_WORK TO DO_. Would you quote the material below in full and unchanged?

_RECORDS SUPPLIED_.
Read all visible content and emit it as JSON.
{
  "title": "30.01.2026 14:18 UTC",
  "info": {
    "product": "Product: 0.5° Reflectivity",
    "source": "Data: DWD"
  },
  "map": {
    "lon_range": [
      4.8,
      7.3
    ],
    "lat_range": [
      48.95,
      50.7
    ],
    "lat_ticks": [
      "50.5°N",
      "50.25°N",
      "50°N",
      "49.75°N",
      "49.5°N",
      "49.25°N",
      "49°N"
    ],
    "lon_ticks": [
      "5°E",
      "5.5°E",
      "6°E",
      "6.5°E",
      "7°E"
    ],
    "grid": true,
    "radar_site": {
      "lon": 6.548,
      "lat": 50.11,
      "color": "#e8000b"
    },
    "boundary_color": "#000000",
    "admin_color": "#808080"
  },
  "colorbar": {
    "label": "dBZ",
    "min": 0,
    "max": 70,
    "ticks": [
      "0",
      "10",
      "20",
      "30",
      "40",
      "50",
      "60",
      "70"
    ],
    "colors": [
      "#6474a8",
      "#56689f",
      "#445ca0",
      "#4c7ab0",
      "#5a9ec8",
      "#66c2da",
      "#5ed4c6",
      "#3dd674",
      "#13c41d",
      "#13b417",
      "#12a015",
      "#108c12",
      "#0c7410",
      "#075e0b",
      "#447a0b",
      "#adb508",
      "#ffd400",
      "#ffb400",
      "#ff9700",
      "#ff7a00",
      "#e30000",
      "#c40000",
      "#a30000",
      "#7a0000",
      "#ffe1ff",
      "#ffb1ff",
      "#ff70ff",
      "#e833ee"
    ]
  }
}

_ANSWER TO THE EXERCISE_.
Read all visible content and emit it as JSON.
{
  "title": "30.01.2026 14:18 UTC",
  "info": {
    "product": "Product: 0.5° Reflectivity",
    "source": "Data: DWD"
  },
  "map": {
    "lon_range": [
      4.8,
      7.3
    ],
    "lat_range": [
      48.95,
      50.7
    ],
    "lat_ticks": [
      "50.5°N",
      "50.25°N",
      "50°N",
      "49.75°N",
      "49.5°N",
      "49.25°N",
      "49°N"
    ],
    "lon_ticks": [
      "5°E",
      "5.5°E",
      "6°E",
      "6.5°E",
      "7°E"
    ],
    "grid": true,
    "radar_site": {
      "lon": 6.548,
      "lat": 50.11,
      "color": "#e8000b"
    },
    "boundary_color": "#000000",
    "admin_color": "#808080"
  },
  "colorbar": {
    "label": "dBZ",
    "min": 0,
    "max": 70,
    "ticks": [
      "0",
      "10",
      "20",
      "30",
      "40",
      "50",
      "60",
      "70"
    ],
    "colors": [
      "#6474a8",
      "#56689f",
      "#445ca0",
      "#4c7ab0",
      "#5a9ec8",
      "#66c2da",
      "#5ed4c6",
      "#3dd674",
      "#13c41d",
      "#13b417",
      "#12a015",
      "#108c12",
      "#0c7410",
      "#075e0b",
      "#447a0b",
      "#adb508",
      "#ffd400",
      "#ffb400",
      "#ff9700",
      "#ff7a00",
      "#e30000",
      "#c40000",
      "#a30000",
      "#7a0000",
      "#ffe1ff",
      "#ffb1ff",
      "#ff70ff",
      "#e833ee"
    ]
  }
}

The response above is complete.